(Aim) Print all of the data below word for word, omitting the pictures.

___ The records

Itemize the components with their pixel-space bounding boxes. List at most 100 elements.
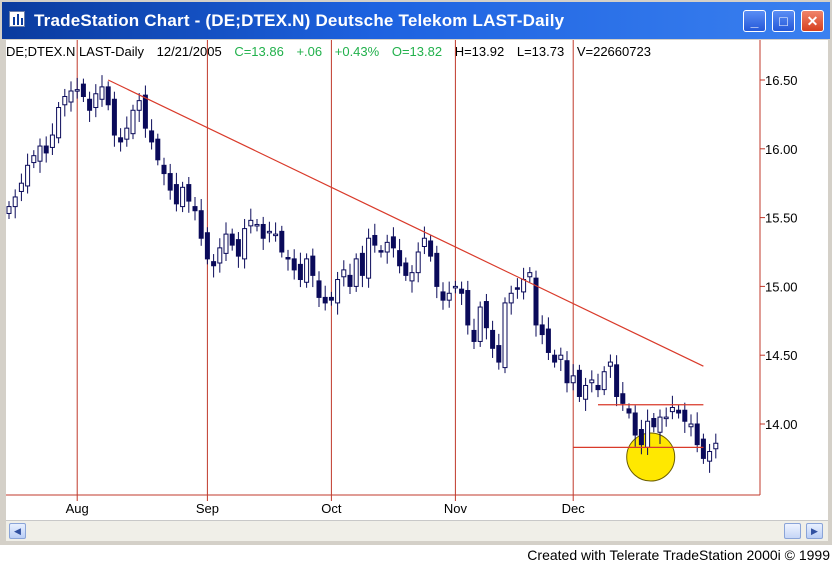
candle-body-up	[713, 442, 719, 450]
candle-body-down	[279, 230, 285, 253]
candle-body-up	[93, 93, 99, 109]
candle-body-down	[694, 423, 700, 446]
maximize-button[interactable]: □	[772, 10, 795, 32]
candle-body-up	[6, 206, 12, 214]
candle-body-down	[359, 252, 365, 276]
candle-body-up	[266, 230, 272, 234]
minimize-button[interactable]: _	[743, 10, 766, 32]
status-date: 12/21/2005	[156, 44, 222, 59]
candle-body-down	[105, 86, 111, 106]
candle-body-down	[204, 232, 210, 260]
candle-body-up	[62, 96, 68, 106]
candle-body-up	[68, 90, 74, 103]
scroll-right-button[interactable]: ▶	[806, 523, 823, 539]
candle-body-up	[645, 420, 651, 448]
candle-body-down	[87, 98, 93, 111]
x-tick-label-aug: Aug	[66, 501, 89, 516]
candle-body-up	[366, 237, 372, 279]
chart-plot-area[interactable]: DE;DTEX.N LAST-Daily 12/21/2005 C=13.86 …	[6, 40, 828, 523]
candle-body-down	[111, 98, 117, 136]
candle-body-up	[446, 292, 452, 301]
trend-line-1	[107, 79, 704, 367]
candle-body-up	[607, 361, 613, 367]
candle-body-down	[539, 324, 545, 336]
candle-body-up	[99, 86, 105, 100]
candle-body-up	[527, 272, 533, 278]
candle-body-up	[223, 233, 229, 254]
candle-body-down	[614, 364, 620, 397]
scroll-left-button[interactable]: ◀	[9, 523, 26, 539]
candle-body-down	[378, 250, 384, 253]
candle-body-up	[25, 164, 31, 187]
candle-body-down	[43, 145, 49, 154]
candle-body-down	[620, 393, 626, 404]
candle-body-up	[353, 258, 359, 287]
candle-body-up	[341, 269, 347, 278]
candle-body-up	[37, 145, 43, 162]
candle-body-up	[570, 375, 576, 384]
y-tick-label: 15.00	[765, 279, 798, 294]
candle-body-down	[118, 137, 124, 143]
status-volume: V=22660723	[576, 44, 651, 59]
candlestick-chart: Aug Sep Oct Nov Dec 16.50 16.00 15.50 15.00 14.50…	[6, 40, 798, 516]
horizontal-scrollbar[interactable]: ◀ ▶	[6, 520, 828, 541]
candle-body-up	[707, 451, 713, 462]
status-high: H=13.92	[454, 44, 505, 59]
candle-body-up	[583, 384, 589, 400]
candle-body-down	[632, 412, 638, 436]
status-line: DE;DTEX.N LAST-Daily 12/21/2005 C=13.86 …	[6, 44, 660, 60]
candle-body-up	[49, 134, 55, 148]
candle-body-up	[601, 371, 607, 391]
candle-body-down	[533, 277, 539, 326]
candle-body-up	[558, 354, 564, 360]
candle-body-down	[465, 290, 471, 326]
x-tick-label-dec: Dec	[562, 501, 586, 516]
chart-window: TradeStation Chart - (DE;DTEX.N) Deutsch…	[0, 0, 832, 545]
candle-body-down	[235, 239, 241, 257]
candle-body-up	[12, 196, 18, 208]
candle-body-up	[273, 233, 279, 237]
candle-body-down	[372, 234, 378, 246]
candle-body-down	[297, 263, 303, 281]
candle-body-up	[688, 423, 694, 428]
footer-credit: Created with Telerate TradeStation 2000i…	[527, 547, 830, 563]
candle-body-down	[496, 345, 502, 363]
candle-body-down	[440, 291, 446, 301]
candle-body-down	[161, 164, 167, 175]
title-bar[interactable]: TradeStation Chart - (DE;DTEX.N) Deutsch…	[2, 2, 830, 39]
candle-body-down	[322, 296, 328, 304]
candle-body-up	[657, 416, 663, 433]
candle-body-up	[254, 223, 260, 227]
y-tick-label: 16.00	[765, 142, 798, 157]
candle-body-down	[390, 236, 396, 249]
candle-body-down	[651, 417, 657, 428]
candle-body-down	[682, 409, 688, 422]
status-close: C=13.86	[234, 44, 284, 59]
candle-body-down	[676, 409, 682, 414]
candle-body-up	[502, 302, 508, 369]
candle-body-down	[149, 130, 155, 143]
candle-body-down	[552, 354, 558, 363]
candle-body-up	[136, 100, 142, 111]
candle-body-up	[335, 279, 341, 304]
status-change-pct: +0.43%	[334, 44, 380, 59]
scroll-thumb[interactable]	[784, 523, 801, 539]
window-title: TradeStation Chart - (DE;DTEX.N) Deutsch…	[34, 11, 565, 30]
y-tick-label: 16.50	[765, 73, 798, 88]
candle-body-up	[452, 285, 458, 289]
candle-body-down	[291, 258, 297, 271]
x-tick-label-nov: Nov	[444, 501, 468, 516]
candle-body-down	[626, 408, 632, 414]
status-symbol: DE;DTEX.N LAST-Daily	[6, 44, 144, 59]
candle-body-up	[217, 247, 223, 264]
candle-body-down	[285, 257, 291, 260]
y-tick-label: 14.00	[765, 417, 798, 432]
candle-body-down	[459, 288, 465, 294]
candle-body-up	[304, 258, 310, 283]
close-button[interactable]: ✕	[801, 10, 824, 32]
candle-body-down	[229, 233, 235, 246]
highlight-circle	[626, 432, 676, 482]
candle-body-down	[700, 438, 706, 459]
candle-body-up	[130, 109, 136, 135]
candle-body-down	[483, 301, 489, 329]
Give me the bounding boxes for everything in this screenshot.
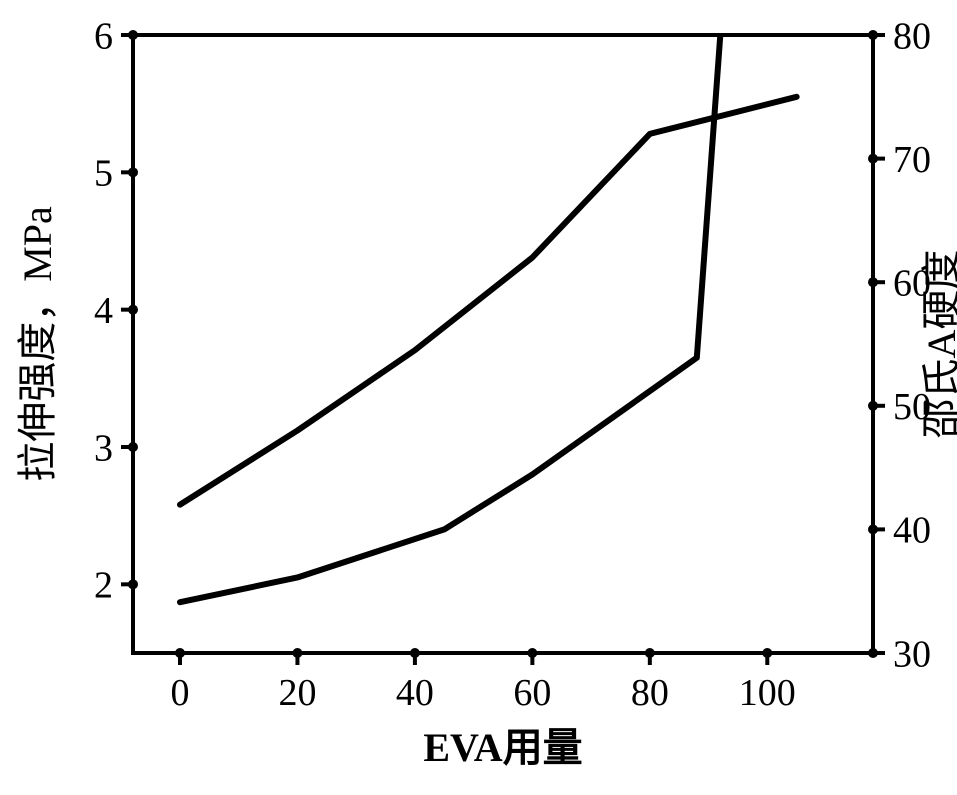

______

(Expected answer)
Itemize the components with their pixel-space bounding boxes. List at most 100 elements.
candle-body-up	[713, 442, 719, 450]
candle-body-down	[279, 230, 285, 253]
candle-body-up	[93, 93, 99, 109]
candle-body-down	[694, 423, 700, 446]
maximize-button[interactable]: □	[772, 10, 795, 32]
candle-body-up	[6, 206, 12, 214]
candle-body-down	[359, 252, 365, 276]
candle-body-up	[266, 230, 272, 234]
minimize-button[interactable]: _	[743, 10, 766, 32]
status-date: 12/21/2005	[156, 44, 222, 59]
candle-body-down	[105, 86, 111, 106]
candle-body-down	[204, 232, 210, 260]
candle-body-up	[62, 96, 68, 106]
candle-body-up	[68, 90, 74, 103]
scroll-right-button[interactable]: ▶	[806, 523, 823, 539]
candle-body-up	[645, 420, 651, 448]
candle-body-down	[87, 98, 93, 111]
x-tick-label-aug: Aug	[66, 501, 89, 516]
candle-body-up	[366, 237, 372, 279]
chart-plot-area[interactable]: DE;DTEX.N LAST-Daily 12/21/2005 C=13.86 …	[6, 40, 828, 523]
candle-body-down	[111, 98, 117, 136]
candle-body-up	[446, 292, 452, 301]
trend-line-1	[107, 79, 704, 367]
candle-body-up	[607, 361, 613, 367]
candle-body-down	[539, 324, 545, 336]
candle-body-up	[99, 86, 105, 100]
candle-body-up	[527, 272, 533, 278]
candle-body-up	[223, 233, 229, 254]
candle-body-down	[614, 364, 620, 397]
scroll-left-button[interactable]: ◀	[9, 523, 26, 539]
candle-body-down	[378, 250, 384, 253]
candle-body-up	[25, 164, 31, 187]
candle-body-down	[43, 145, 49, 154]
candle-body-down	[620, 393, 626, 404]
candle-body-up	[353, 258, 359, 287]
candle-body-up	[341, 269, 347, 278]
candle-body-up	[37, 145, 43, 162]
candle-body-up	[570, 375, 576, 384]
y-tick-label: 15.00	[765, 279, 798, 294]
candle-body-down	[118, 137, 124, 143]
status-volume: V=22660723	[576, 44, 651, 59]
candlestick-chart: Aug Sep Oct Nov Dec 16.50 16.00 15.50 15.00 14.50…	[6, 40, 798, 516]
horizontal-scrollbar[interactable]: ◀ ▶	[6, 520, 828, 541]
candle-body-up	[707, 451, 713, 462]
status-high: H=13.92	[454, 44, 505, 59]
candle-body-up	[583, 384, 589, 400]
candle-body-down	[632, 412, 638, 436]
status-line: DE;DTEX.N LAST-Daily 12/21/2005 C=13.86 …	[6, 44, 660, 60]
candle-body-up	[49, 134, 55, 148]
candle-body-up	[601, 371, 607, 391]
candle-body-down	[533, 277, 539, 326]
candle-body-up	[558, 354, 564, 360]
candle-body-down	[465, 290, 471, 326]
x-tick-label-dec: Dec	[562, 501, 586, 516]
chart-window: TradeStation Chart - (DE;DTEX.N) Deutsch…	[0, 0, 832, 545]
candle-body-down	[235, 239, 241, 257]
candle-body-up	[12, 196, 18, 208]
candle-body-up	[273, 233, 279, 237]
candle-body-down	[372, 234, 378, 246]
candle-body-down	[297, 263, 303, 281]
candle-body-up	[688, 423, 694, 428]
footer-credit: Created with Telerate TradeStation 2000i…	[527, 547, 830, 563]
candle-body-down	[496, 345, 502, 363]
candle-body-down	[440, 291, 446, 301]
candle-body-down	[161, 164, 167, 175]
title-bar[interactable]: TradeStation Chart - (DE;DTEX.N) Deutsch…	[2, 2, 830, 39]
candle-body-down	[322, 296, 328, 304]
candle-body-up	[657, 416, 663, 433]
candle-body-up	[254, 223, 260, 227]
y-tick-label: 16.00	[765, 142, 798, 157]
candle-body-down	[390, 236, 396, 249]
candle-body-down	[651, 417, 657, 428]
candle-body-down	[682, 409, 688, 422]
status-close: C=13.86	[234, 44, 284, 59]
candle-body-down	[676, 409, 682, 414]
candle-body-up	[502, 302, 508, 369]
candle-body-down	[149, 130, 155, 143]
candle-body-down	[552, 354, 558, 363]
candle-body-up	[136, 100, 142, 111]
candle-body-up	[335, 279, 341, 304]
status-change-pct: +0.43%	[334, 44, 380, 59]
scroll-thumb[interactable]	[784, 523, 801, 539]
window-title: TradeStation Chart - (DE;DTEX.N) Deutsch…	[34, 11, 565, 30]
y-tick-label: 16.50	[765, 73, 798, 88]
candle-body-up	[452, 285, 458, 289]
candle-body-down	[291, 258, 297, 271]
x-tick-label-nov: Nov	[444, 501, 468, 516]
candle-body-down	[626, 408, 632, 414]
status-symbol: DE;DTEX.N LAST-Daily	[6, 44, 144, 59]
candle-body-up	[217, 247, 223, 264]
candle-body-down	[285, 257, 291, 260]
y-tick-label: 14.00	[765, 417, 798, 432]
candle-body-down	[459, 288, 465, 294]
candle-body-up	[304, 258, 310, 283]
close-button[interactable]: ✕	[801, 10, 824, 32]
candle-body-down	[229, 233, 235, 246]
highlight-circle	[626, 432, 676, 482]
candle-body-down	[700, 438, 706, 459]
candle-body-up	[130, 109, 136, 135]
candle-body-down	[483, 301, 489, 329]
Give me the bounding boxes for everything in this screenshot.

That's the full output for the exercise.